> **Requirement**
Please output every line of the material as it stands, without the pictures.

> **Exercise input**
>>>>>
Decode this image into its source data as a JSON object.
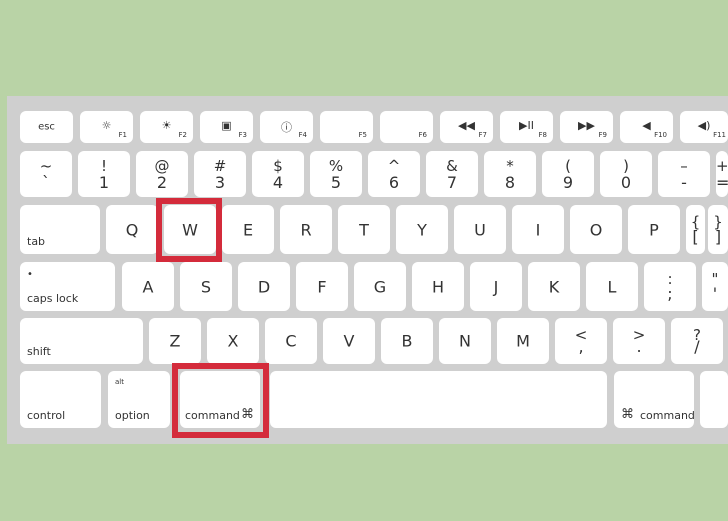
{
  "highlight_color": "#d42b3b",
  "fn_row": [
    {
      "label": "esc"
    },
    {
      "icon": "brightness-down-icon",
      "glyph": "☼",
      "fn": "F1"
    },
    {
      "icon": "brightness-up-icon",
      "glyph": "☀",
      "fn": "F2"
    },
    {
      "icon": "mission-control-icon",
      "glyph": "▣",
      "fn": "F3"
    },
    {
      "icon": "dashboard-icon",
      "glyph": "ⓘ",
      "fn": "F4"
    },
    {
      "fn": "F5"
    },
    {
      "fn": "F6"
    },
    {
      "icon": "rewind-icon",
      "glyph": "◀◀",
      "fn": "F7"
    },
    {
      "icon": "play-pause-icon",
      "glyph": "▶II",
      "fn": "F8"
    },
    {
      "icon": "fast-forward-icon",
      "glyph": "▶▶",
      "fn": "F9"
    },
    {
      "icon": "mute-icon",
      "glyph": "◀",
      "fn": "F10"
    },
    {
      "icon": "volume-down-icon",
      "glyph": "◀)",
      "fn": "F11"
    }
  ],
  "number_row": [
    {
      "top": "~",
      "bot": "`"
    },
    {
      "top": "!",
      "bot": "1"
    },
    {
      "top": "@",
      "bot": "2"
    },
    {
      "top": "#",
      "bot": "3"
    },
    {
      "top": "$",
      "bot": "4"
    },
    {
      "top": "%",
      "bot": "5"
    },
    {
      "top": "^",
      "bot": "6"
    },
    {
      "top": "&",
      "bot": "7"
    },
    {
      "top": "*",
      "bot": "8"
    },
    {
      "top": "(",
      "bot": "9"
    },
    {
      "top": ")",
      "bot": "0"
    },
    {
      "top": "–",
      "bot": "-"
    },
    {
      "top": "+",
      "bot": "="
    }
  ],
  "q_row": {
    "modifier": "tab",
    "keys": [
      "Q",
      "W",
      "E",
      "R",
      "T",
      "Y",
      "U",
      "I",
      "O",
      "P"
    ],
    "extra": [
      {
        "top": "{",
        "bot": "["
      },
      {
        "top": "}",
        "bot": "]"
      }
    ]
  },
  "a_row": {
    "modifier": "caps lock",
    "keys": [
      "A",
      "S",
      "D",
      "F",
      "G",
      "H",
      "J",
      "K",
      "L"
    ],
    "extra": [
      {
        "top": ":",
        "bot": ";"
      },
      {
        "top": "\"",
        "bot": "'"
      }
    ]
  },
  "z_row": {
    "modifier": "shift",
    "keys": [
      "Z",
      "X",
      "C",
      "V",
      "B",
      "N",
      "M"
    ],
    "extra": [
      {
        "top": "<",
        "bot": ","
      },
      {
        "top": ">",
        "bot": "."
      },
      {
        "top": "?",
        "bot": "/"
      }
    ]
  },
  "bottom_row": {
    "control": "control",
    "option_alt": "alt",
    "option": "option",
    "command": "command",
    "command_symbol": "⌘",
    "right_command": "command"
  },
  "highlighted_keys": [
    "W",
    "command"
  ]
}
<<<<<
> **Solved problem**
Decode this image into its source data as a JSON object.
{
  "highlight_color": "#d42b3b",
  "fn_row": [
    {
      "label": "esc"
    },
    {
      "icon": "brightness-down-icon",
      "glyph": "☼",
      "fn": "F1"
    },
    {
      "icon": "brightness-up-icon",
      "glyph": "☀",
      "fn": "F2"
    },
    {
      "icon": "mission-control-icon",
      "glyph": "▣",
      "fn": "F3"
    },
    {
      "icon": "dashboard-icon",
      "glyph": "ⓘ",
      "fn": "F4"
    },
    {
      "fn": "F5"
    },
    {
      "fn": "F6"
    },
    {
      "icon": "rewind-icon",
      "glyph": "◀◀",
      "fn": "F7"
    },
    {
      "icon": "play-pause-icon",
      "glyph": "▶II",
      "fn": "F8"
    },
    {
      "icon": "fast-forward-icon",
      "glyph": "▶▶",
      "fn": "F9"
    },
    {
      "icon": "mute-icon",
      "glyph": "◀",
      "fn": "F10"
    },
    {
      "icon": "volume-down-icon",
      "glyph": "◀)",
      "fn": "F11"
    }
  ],
  "number_row": [
    {
      "top": "~",
      "bot": "`"
    },
    {
      "top": "!",
      "bot": "1"
    },
    {
      "top": "@",
      "bot": "2"
    },
    {
      "top": "#",
      "bot": "3"
    },
    {
      "top": "$",
      "bot": "4"
    },
    {
      "top": "%",
      "bot": "5"
    },
    {
      "top": "^",
      "bot": "6"
    },
    {
      "top": "&",
      "bot": "7"
    },
    {
      "top": "*",
      "bot": "8"
    },
    {
      "top": "(",
      "bot": "9"
    },
    {
      "top": ")",
      "bot": "0"
    },
    {
      "top": "–",
      "bot": "-"
    },
    {
      "top": "+",
      "bot": "="
    }
  ],
  "q_row": {
    "modifier": "tab",
    "keys": [
      "Q",
      "W",
      "E",
      "R",
      "T",
      "Y",
      "U",
      "I",
      "O",
      "P"
    ],
    "extra": [
      {
        "top": "{",
        "bot": "["
      },
      {
        "top": "}",
        "bot": "]"
      }
    ]
  },
  "a_row": {
    "modifier": "caps lock",
    "keys": [
      "A",
      "S",
      "D",
      "F",
      "G",
      "H",
      "J",
      "K",
      "L"
    ],
    "extra": [
      {
        "top": ":",
        "bot": ";"
      },
      {
        "top": "\"",
        "bot": "'"
      }
    ]
  },
  "z_row": {
    "modifier": "shift",
    "keys": [
      "Z",
      "X",
      "C",
      "V",
      "B",
      "N",
      "M"
    ],
    "extra": [
      {
        "top": "<",
        "bot": ","
      },
      {
        "top": ">",
        "bot": "."
      },
      {
        "top": "?",
        "bot": "/"
      }
    ]
  },
  "bottom_row": {
    "control": "control",
    "option_alt": "alt",
    "option": "option",
    "command": "command",
    "command_symbol": "⌘",
    "right_command": "command"
  },
  "highlighted_keys": [
    "W",
    "command"
  ]
}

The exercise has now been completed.